WHAT THE TASK ASKS
Any picture among the records should be left out, please; retype the rest exactly.

>> BEGIN ROWS

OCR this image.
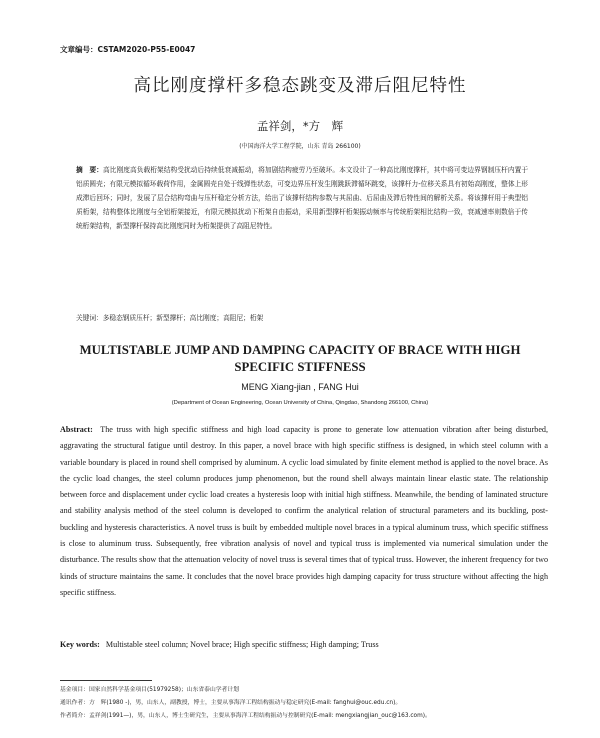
文章编号：CSTAM2020-P55-E0047
高比刚度撑杆多稳态跳变及滞后阻尼特性
孟祥剑，*方　辉
(中国海洋大学工程学院，山东 青岛 266100)
摘　要：高比刚度高负载桁架结构受扰动后持续低衰减振动，将加剧结构疲劳乃至破坏。本文设计了一种高比刚度撑杆，其中将可变边界钢制压杆内置于铝质圆壳；有限元模拟循环载荷作用，金属圆壳自处于线弹性状态，可变边界压杆发生刚跳跃滞循环跳变，该撑杆力-位移关系具有初始高刚度，整体上形成滞后回环；同时，发展了层合结构弯曲与压杆稳定分析方法，给出了该撑杆结构参数与其屈曲、后屈曲及滞后特性间的解析关系。将该撑杆用于典型铝质桁架，结构整体比刚度与全铝桁架接近，有限元模拟扰动下桁架自由振动，采用新型撑杆桁架振动频率与传统桁架相比结构一致，衰减速率则数倍于传统桁架结构，新型撑杆保持高比刚度同时为桁架提供了高阻尼特性。
关键词：多稳态钢质压杆；新型撑杆；高比刚度；高阻尼；桁架
MULTISTABLE JUMP AND DAMPING CAPACITY OF BRACE WITH HIGH SPECIFIC STIFFNESS
MENG Xiang-jian , FANG Hui
(Department of Ocean Engineering, Ocean University of China, Qingdao, Shandong 266100, China)
Abstract: The truss with high specific stiffness and high load capacity is prone to generate low attenuation vibration after being disturbed, aggravating the structural fatigue until destroy. In this paper, a novel brace with high specific stiffness is designed, in which steel column with a variable boundary is placed in round shell comprised by aluminum. A cyclic load simulated by finite element method is applied to the novel brace. As the cyclic load changes, the steel column produces jump phenomenon, but the round shell always maintain linear elastic state. The relationship between force and displacement under cyclic load creates a hysteresis loop with initial high stiffness. Meanwhile, the bending of laminated structure and stability analysis method of the steel column is developed to confirm the analytical relation of structural parameters and its buckling, post-buckling and hysteresis characteristics. A novel truss is built by embedded multiple novel braces in a typical aluminum truss, which specific stiffness is close to aluminum truss. Subsequently, free vibration analysis of novel and typical truss is implemented via numerical simulation under the disturbance. The results show that the attenuation velocity of novel truss is several times that of typical truss. However, the inherent frequency for two kinds of structure maintains the same. It concludes that the novel brace provides high damping capacity for truss structure without affecting the high specific stiffness.
Key words: Multistable steel column; Novel brace; High specific stiffness; High damping; Truss
基金项目：国家自然科学基金项目(51979258)；山东省泰山学者计划
通讯作者：方　辉(1980 -)，男，山东人，副教授，博士，主要从事海洋工程结构振动与稳定研究(E-mail: fanghui@ouc.edu.cn)。
作者简介：孟祥剑(1991—)，男，山东人，博士生研究生，主要从事海洋工程结构振动与控制研究(E-mail: mengxiangjian_ouc@163.com)。
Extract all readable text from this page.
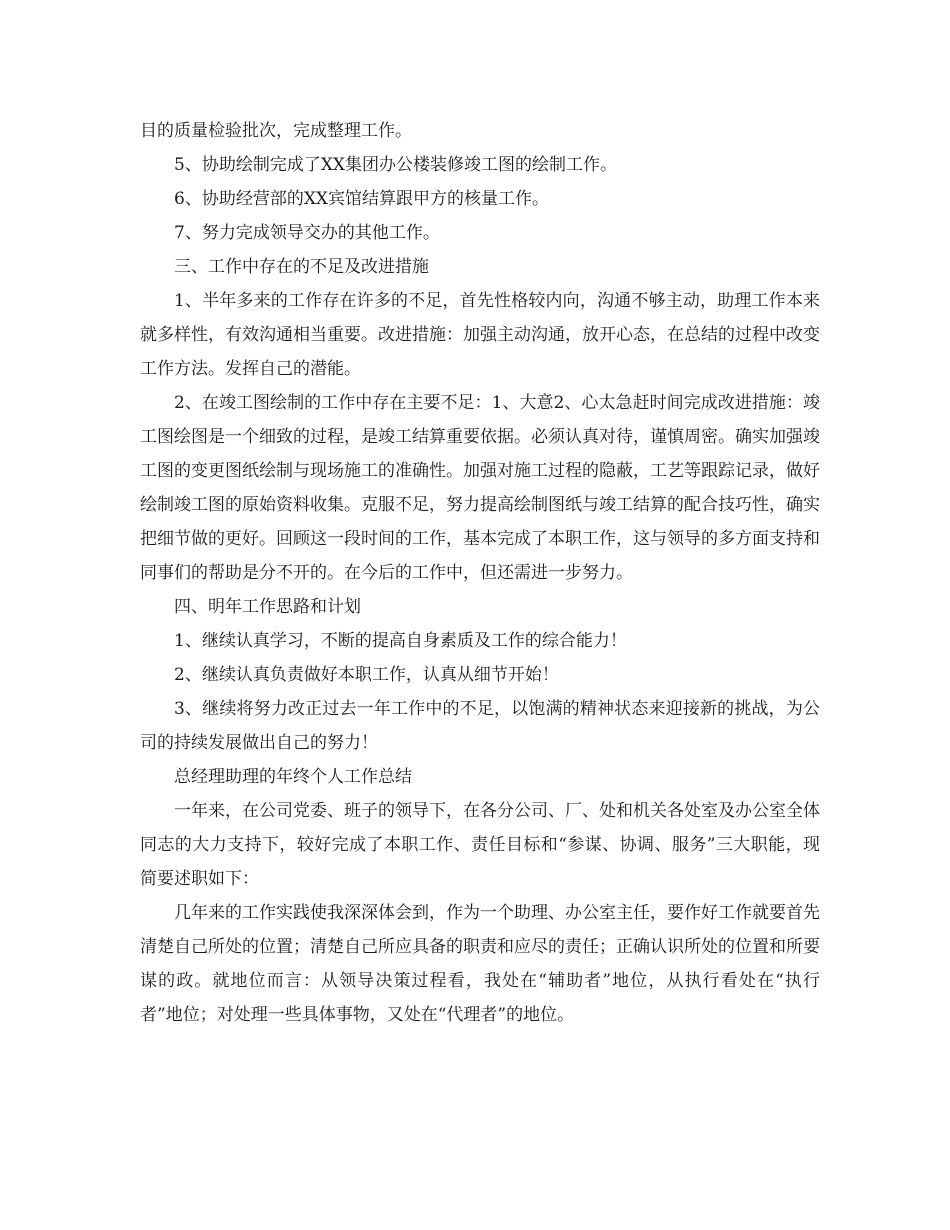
目的质量检验批次，完成整理工作。

5、协助绘制完成了XX集团办公楼装修竣工图的绘制工作。

6、协助经营部的XX宾馆结算跟甲方的核量工作。

7、努力完成领导交办的其他工作。

三、工作中存在的不足及改进措施

1、半年多来的工作存在许多的不足，首先性格较内向，沟通不够主动，助理工作本来就多样性，有效沟通相当重要。改进措施：加强主动沟通，放开心态，在总结的过程中改变工作方法。发挥自己的潜能。

2、在竣工图绘制的工作中存在主要不足：1、大意2、心太急赶时间完成改进措施：竣工图绘图是一个细致的过程，是竣工结算重要依据。必须认真对待，谨慎周密。确实加强竣工图的变更图纸绘制与现场施工的准确性。加强对施工过程的隐蔽，工艺等跟踪记录，做好绘制竣工图的原始资料收集。克服不足，努力提高绘制图纸与竣工结算的配合技巧性，确实把细节做的更好。回顾这一段时间的工作，基本完成了本职工作，这与领导的多方面支持和同事们的帮助是分不开的。在今后的工作中，但还需进一步努力。

四、明年工作思路和计划

1、继续认真学习，不断的提高自身素质及工作的综合能力！

2、继续认真负责做好本职工作，认真从细节开始！

3、继续将努力改正过去一年工作中的不足，以饱满的精神状态来迎接新的挑战，为公司的持续发展做出自己的努力！

总经理助理的年终个人工作总结

一年来，在公司党委、班子的领导下，在各分公司、厂、处和机关各处室及办公室全体同志的大力支持下，较好完成了本职工作、责任目标和“参谋、协调、服务”三大职能，现简要述职如下：

几年来的工作实践使我深深体会到，作为一个助理、办公室主任，要作好工作就要首先清楚自己所处的位置；清楚自己所应具备的职责和应尽的责任；正确认识所处的位置和所要谋的政。就地位而言：从领导决策过程看，我处在“辅助者”地位，从执行看处在“执行者”地位；对处理一些具体事物，又处在“代理者”的地位。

>> END ROWS

RESPONSE
OCR this image.
文章编号：CSTAM2020-P55-E0047
高比刚度撑杆多稳态跳变及滞后阻尼特性
孟祥剑，*方　辉
(中国海洋大学工程学院，山东 青岛 266100)
摘　要：高比刚度高负载桁架结构受扰动后持续低衰减振动，将加剧结构疲劳乃至破坏。本文设计了一种高比刚度撑杆，其中将可变边界钢制压杆内置于铝质圆壳；有限元模拟循环载荷作用，金属圆壳自处于线弹性状态，可变边界压杆发生刚跳跃滞循环跳变，该撑杆力-位移关系具有初始高刚度，整体上形成滞后回环；同时，发展了层合结构弯曲与压杆稳定分析方法，给出了该撑杆结构参数与其屈曲、后屈曲及滞后特性间的解析关系。将该撑杆用于典型铝质桁架，结构整体比刚度与全铝桁架接近，有限元模拟扰动下桁架自由振动，采用新型撑杆桁架振动频率与传统桁架相比结构一致，衰减速率则数倍于传统桁架结构，新型撑杆保持高比刚度同时为桁架提供了高阻尼特性。
关键词：多稳态钢质压杆；新型撑杆；高比刚度；高阻尼；桁架
MULTISTABLE JUMP AND DAMPING CAPACITY OF BRACE WITH HIGH SPECIFIC STIFFNESS
MENG Xiang-jian , FANG Hui
(Department of Ocean Engineering, Ocean University of China, Qingdao, Shandong 266100, China)
Abstract: The truss with high specific stiffness and high load capacity is prone to generate low attenuation vibration after being disturbed, aggravating the structural fatigue until destroy. In this paper, a novel brace with high specific stiffness is designed, in which steel column with a variable boundary is placed in round shell comprised by aluminum. A cyclic load simulated by finite element method is applied to the novel brace. As the cyclic load changes, the steel column produces jump phenomenon, but the round shell always maintain linear elastic state. The relationship between force and displacement under cyclic load creates a hysteresis loop with initial high stiffness. Meanwhile, the bending of laminated structure and stability analysis method of the steel column is developed to confirm the analytical relation of structural parameters and its buckling, post-buckling and hysteresis characteristics. A novel truss is built by embedded multiple novel braces in a typical aluminum truss, which specific stiffness is close to aluminum truss. Subsequently, free vibration analysis of novel and typical truss is implemented via numerical simulation under the disturbance. The results show that the attenuation velocity of novel truss is several times that of typical truss. However, the inherent frequency for two kinds of structure maintains the same. It concludes that the novel brace provides high damping capacity for truss structure without affecting the high specific stiffness.
Key words: Multistable steel column; Novel brace; High specific stiffness; High damping; Truss
基金项目：国家自然科学基金项目(51979258)；山东省泰山学者计划
通讯作者：方　辉(1980 -)，男，山东人，副教授，博士，主要从事海洋工程结构振动与稳定研究(E-mail: fanghui@ouc.edu.cn)。
作者简介：孟祥剑(1991—)，男，山东人，博士生研究生，主要从事海洋工程结构振动与控制研究(E-mail: mengxiangjian_ouc@163.com)。
Extract all readable text from this page.
目的质量检验批次，完成整理工作。

5、协助绘制完成了XX集团办公楼装修竣工图的绘制工作。

6、协助经营部的XX宾馆结算跟甲方的核量工作。

7、努力完成领导交办的其他工作。

三、工作中存在的不足及改进措施

1、半年多来的工作存在许多的不足，首先性格较内向，沟通不够主动，助理工作本来就多样性，有效沟通相当重要。改进措施：加强主动沟通，放开心态，在总结的过程中改变工作方法。发挥自己的潜能。

2、在竣工图绘制的工作中存在主要不足：1、大意2、心太急赶时间完成改进措施：竣工图绘图是一个细致的过程，是竣工结算重要依据。必须认真对待，谨慎周密。确实加强竣工图的变更图纸绘制与现场施工的准确性。加强对施工过程的隐蔽，工艺等跟踪记录，做好绘制竣工图的原始资料收集。克服不足，努力提高绘制图纸与竣工结算的配合技巧性，确实把细节做的更好。回顾这一段时间的工作，基本完成了本职工作，这与领导的多方面支持和同事们的帮助是分不开的。在今后的工作中，但还需进一步努力。

四、明年工作思路和计划

1、继续认真学习，不断的提高自身素质及工作的综合能力！

2、继续认真负责做好本职工作，认真从细节开始！

3、继续将努力改正过去一年工作中的不足，以饱满的精神状态来迎接新的挑战，为公司的持续发展做出自己的努力！

总经理助理的年终个人工作总结

一年来，在公司党委、班子的领导下，在各分公司、厂、处和机关各处室及办公室全体同志的大力支持下，较好完成了本职工作、责任目标和“参谋、协调、服务”三大职能，现简要述职如下：

几年来的工作实践使我深深体会到，作为一个助理、办公室主任，要作好工作就要首先清楚自己所处的位置；清楚自己所应具备的职责和应尽的责任；正确认识所处的位置和所要谋的政。就地位而言：从领导决策过程看，我处在“辅助者”地位，从执行看处在“执行者”地位；对处理一些具体事物，又处在“代理者”的地位。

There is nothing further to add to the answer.